==== Material for this task
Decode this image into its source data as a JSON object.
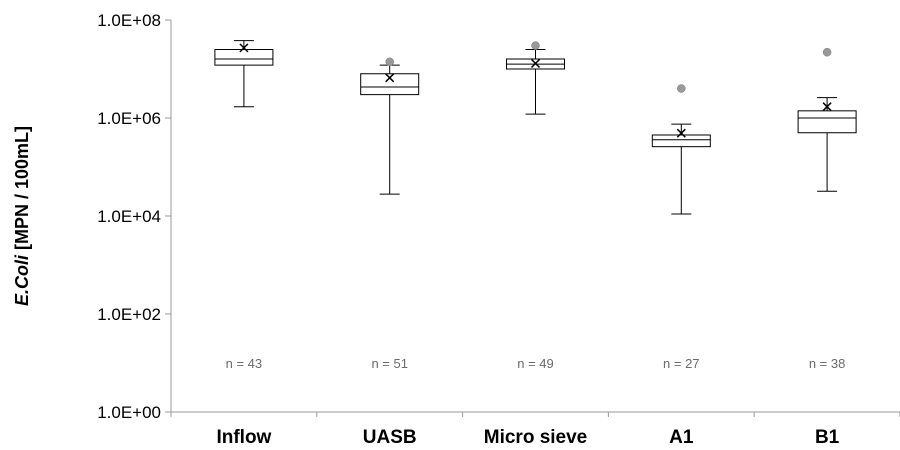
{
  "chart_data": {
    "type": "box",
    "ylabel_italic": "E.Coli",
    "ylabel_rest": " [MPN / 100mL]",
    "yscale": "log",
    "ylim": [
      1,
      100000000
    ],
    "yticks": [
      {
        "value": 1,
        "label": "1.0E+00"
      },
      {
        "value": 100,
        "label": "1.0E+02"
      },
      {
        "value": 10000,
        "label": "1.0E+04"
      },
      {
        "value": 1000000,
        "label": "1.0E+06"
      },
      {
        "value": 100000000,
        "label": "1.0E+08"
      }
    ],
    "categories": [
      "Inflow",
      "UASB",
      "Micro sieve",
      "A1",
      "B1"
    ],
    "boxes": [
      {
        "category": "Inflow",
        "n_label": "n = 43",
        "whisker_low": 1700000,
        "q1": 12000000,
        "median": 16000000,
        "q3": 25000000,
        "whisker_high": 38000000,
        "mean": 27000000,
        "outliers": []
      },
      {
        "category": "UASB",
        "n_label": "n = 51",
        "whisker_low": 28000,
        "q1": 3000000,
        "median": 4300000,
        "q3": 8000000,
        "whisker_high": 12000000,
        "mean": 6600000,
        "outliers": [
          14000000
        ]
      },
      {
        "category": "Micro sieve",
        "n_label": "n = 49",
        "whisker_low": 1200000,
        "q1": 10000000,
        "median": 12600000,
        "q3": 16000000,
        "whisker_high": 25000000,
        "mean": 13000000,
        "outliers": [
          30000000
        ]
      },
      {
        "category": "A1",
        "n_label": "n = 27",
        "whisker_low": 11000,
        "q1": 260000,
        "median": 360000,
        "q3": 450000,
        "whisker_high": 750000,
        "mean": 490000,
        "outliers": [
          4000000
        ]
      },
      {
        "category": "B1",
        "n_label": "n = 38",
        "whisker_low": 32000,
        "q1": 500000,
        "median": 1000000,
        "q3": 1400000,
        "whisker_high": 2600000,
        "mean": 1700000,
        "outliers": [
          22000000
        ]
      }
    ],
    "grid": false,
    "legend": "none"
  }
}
========
==== Material for this task
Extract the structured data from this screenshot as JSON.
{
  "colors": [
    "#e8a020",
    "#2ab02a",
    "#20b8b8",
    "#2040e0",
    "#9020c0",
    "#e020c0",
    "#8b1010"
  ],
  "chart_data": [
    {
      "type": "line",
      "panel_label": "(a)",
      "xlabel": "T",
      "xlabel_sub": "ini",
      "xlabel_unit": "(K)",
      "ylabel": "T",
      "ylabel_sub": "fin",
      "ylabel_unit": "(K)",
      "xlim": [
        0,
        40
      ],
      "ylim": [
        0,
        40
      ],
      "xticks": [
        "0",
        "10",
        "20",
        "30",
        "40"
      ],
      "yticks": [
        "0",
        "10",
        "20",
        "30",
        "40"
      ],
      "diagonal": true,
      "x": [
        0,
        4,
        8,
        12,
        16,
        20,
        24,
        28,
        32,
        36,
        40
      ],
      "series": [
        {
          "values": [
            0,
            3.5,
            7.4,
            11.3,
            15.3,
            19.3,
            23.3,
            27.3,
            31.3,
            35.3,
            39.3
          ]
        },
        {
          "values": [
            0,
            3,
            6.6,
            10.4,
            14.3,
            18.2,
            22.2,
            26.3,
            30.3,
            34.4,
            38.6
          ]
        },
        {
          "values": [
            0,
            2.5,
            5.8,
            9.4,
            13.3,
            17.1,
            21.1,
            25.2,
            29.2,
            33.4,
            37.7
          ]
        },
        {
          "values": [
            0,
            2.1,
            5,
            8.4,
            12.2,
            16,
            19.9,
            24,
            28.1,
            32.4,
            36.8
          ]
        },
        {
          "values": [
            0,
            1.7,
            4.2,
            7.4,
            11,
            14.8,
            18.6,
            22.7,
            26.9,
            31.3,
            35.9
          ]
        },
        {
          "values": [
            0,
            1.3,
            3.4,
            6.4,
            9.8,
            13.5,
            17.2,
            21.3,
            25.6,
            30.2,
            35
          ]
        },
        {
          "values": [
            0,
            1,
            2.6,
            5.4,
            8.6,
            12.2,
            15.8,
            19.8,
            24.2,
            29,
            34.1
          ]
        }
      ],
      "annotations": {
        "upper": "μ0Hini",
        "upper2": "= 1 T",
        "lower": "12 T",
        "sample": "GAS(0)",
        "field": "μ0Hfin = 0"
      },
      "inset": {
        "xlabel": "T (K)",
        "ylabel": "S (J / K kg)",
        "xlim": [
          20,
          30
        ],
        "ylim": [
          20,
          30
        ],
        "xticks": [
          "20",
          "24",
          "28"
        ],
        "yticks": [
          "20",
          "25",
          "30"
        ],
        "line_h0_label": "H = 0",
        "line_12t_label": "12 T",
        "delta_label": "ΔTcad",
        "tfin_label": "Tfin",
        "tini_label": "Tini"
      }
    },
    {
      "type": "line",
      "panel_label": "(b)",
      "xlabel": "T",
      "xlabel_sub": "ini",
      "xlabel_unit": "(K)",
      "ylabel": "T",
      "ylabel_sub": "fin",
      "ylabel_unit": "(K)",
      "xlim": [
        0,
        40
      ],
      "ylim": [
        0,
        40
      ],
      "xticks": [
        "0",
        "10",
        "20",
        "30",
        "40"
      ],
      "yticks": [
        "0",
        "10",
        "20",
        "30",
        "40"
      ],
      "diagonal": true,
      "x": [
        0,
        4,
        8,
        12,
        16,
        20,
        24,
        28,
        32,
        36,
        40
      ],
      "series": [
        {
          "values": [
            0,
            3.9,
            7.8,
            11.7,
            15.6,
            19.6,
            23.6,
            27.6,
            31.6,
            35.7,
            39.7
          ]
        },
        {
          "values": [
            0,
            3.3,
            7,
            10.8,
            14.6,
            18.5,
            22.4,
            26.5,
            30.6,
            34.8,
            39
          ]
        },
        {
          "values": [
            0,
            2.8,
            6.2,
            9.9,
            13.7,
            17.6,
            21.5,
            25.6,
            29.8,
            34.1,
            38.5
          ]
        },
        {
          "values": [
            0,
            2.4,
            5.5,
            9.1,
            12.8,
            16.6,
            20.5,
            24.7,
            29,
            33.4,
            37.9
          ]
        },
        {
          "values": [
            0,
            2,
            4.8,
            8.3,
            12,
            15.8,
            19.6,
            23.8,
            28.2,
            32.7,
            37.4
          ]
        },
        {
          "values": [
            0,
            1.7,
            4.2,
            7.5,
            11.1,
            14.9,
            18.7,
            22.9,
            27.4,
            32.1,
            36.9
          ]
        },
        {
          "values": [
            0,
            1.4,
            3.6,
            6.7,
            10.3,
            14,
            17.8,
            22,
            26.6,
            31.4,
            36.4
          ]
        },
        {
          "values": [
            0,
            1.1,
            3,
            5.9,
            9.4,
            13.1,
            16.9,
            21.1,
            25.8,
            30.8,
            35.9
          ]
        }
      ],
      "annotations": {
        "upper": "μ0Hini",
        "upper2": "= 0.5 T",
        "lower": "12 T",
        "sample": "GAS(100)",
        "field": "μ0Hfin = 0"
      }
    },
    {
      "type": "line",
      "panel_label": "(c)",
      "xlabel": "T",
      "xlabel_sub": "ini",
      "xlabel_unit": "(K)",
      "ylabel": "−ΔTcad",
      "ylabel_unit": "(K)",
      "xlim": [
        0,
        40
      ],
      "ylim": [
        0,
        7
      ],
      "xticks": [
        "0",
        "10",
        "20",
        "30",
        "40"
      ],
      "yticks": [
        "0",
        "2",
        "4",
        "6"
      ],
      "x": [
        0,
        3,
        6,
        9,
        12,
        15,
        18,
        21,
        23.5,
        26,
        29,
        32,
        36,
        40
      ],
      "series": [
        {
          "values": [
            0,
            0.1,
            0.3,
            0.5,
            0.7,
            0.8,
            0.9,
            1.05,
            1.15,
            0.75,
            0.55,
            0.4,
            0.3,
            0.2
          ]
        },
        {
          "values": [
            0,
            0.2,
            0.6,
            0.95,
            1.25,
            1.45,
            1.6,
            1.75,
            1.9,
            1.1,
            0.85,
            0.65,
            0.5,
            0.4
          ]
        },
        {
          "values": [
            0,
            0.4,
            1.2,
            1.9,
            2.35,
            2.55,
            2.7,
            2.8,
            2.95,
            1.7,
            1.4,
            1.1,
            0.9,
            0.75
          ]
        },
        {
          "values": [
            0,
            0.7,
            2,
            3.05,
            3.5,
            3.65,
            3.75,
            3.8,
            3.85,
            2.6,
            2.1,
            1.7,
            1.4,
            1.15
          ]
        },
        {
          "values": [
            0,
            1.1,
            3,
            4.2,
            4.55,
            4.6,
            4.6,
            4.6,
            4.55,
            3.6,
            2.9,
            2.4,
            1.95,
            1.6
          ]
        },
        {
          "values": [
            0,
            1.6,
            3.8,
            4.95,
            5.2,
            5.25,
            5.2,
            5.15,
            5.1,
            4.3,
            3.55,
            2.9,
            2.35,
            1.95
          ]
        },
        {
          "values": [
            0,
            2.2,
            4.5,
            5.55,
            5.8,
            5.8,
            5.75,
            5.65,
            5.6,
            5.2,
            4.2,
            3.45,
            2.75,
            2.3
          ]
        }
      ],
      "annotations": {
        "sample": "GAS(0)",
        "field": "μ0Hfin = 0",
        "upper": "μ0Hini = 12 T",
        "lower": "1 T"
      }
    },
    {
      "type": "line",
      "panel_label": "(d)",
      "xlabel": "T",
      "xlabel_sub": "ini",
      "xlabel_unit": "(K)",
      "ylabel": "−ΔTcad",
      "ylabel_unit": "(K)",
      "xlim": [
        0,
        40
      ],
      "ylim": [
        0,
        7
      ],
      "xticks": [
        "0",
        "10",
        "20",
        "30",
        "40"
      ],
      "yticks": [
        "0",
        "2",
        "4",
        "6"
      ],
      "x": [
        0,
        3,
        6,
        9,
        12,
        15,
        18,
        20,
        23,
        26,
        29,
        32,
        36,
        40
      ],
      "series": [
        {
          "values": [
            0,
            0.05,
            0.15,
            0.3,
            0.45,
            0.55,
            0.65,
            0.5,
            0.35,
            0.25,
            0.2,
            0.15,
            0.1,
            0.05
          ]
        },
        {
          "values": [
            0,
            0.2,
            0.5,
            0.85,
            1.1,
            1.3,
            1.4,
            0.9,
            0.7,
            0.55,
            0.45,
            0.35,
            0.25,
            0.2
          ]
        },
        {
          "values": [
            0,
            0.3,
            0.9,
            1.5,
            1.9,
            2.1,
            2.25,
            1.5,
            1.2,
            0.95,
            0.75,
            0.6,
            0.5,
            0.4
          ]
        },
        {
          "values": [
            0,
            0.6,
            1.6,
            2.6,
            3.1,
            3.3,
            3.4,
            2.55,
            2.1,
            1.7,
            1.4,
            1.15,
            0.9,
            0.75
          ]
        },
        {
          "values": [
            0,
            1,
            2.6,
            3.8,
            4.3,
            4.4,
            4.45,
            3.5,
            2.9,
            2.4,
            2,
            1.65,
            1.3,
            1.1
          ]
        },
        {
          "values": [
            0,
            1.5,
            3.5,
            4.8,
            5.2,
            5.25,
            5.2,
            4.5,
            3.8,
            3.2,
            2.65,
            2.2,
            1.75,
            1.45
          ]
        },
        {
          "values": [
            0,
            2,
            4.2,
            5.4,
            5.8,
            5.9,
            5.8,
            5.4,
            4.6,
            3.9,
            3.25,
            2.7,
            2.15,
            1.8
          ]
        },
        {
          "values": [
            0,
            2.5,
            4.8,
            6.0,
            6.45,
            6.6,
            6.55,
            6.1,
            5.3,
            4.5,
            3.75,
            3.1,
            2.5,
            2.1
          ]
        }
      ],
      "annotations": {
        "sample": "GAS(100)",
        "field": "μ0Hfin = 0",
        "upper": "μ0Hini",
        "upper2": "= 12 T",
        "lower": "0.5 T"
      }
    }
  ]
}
========
Identify the lines of the entries containing the string "category". Copy each such line.

Solution for this exercise>
        "category": "Inflow",
        "category": "UASB",
        "category": "Micro sieve",
        "category": "A1",
        "category": "B1",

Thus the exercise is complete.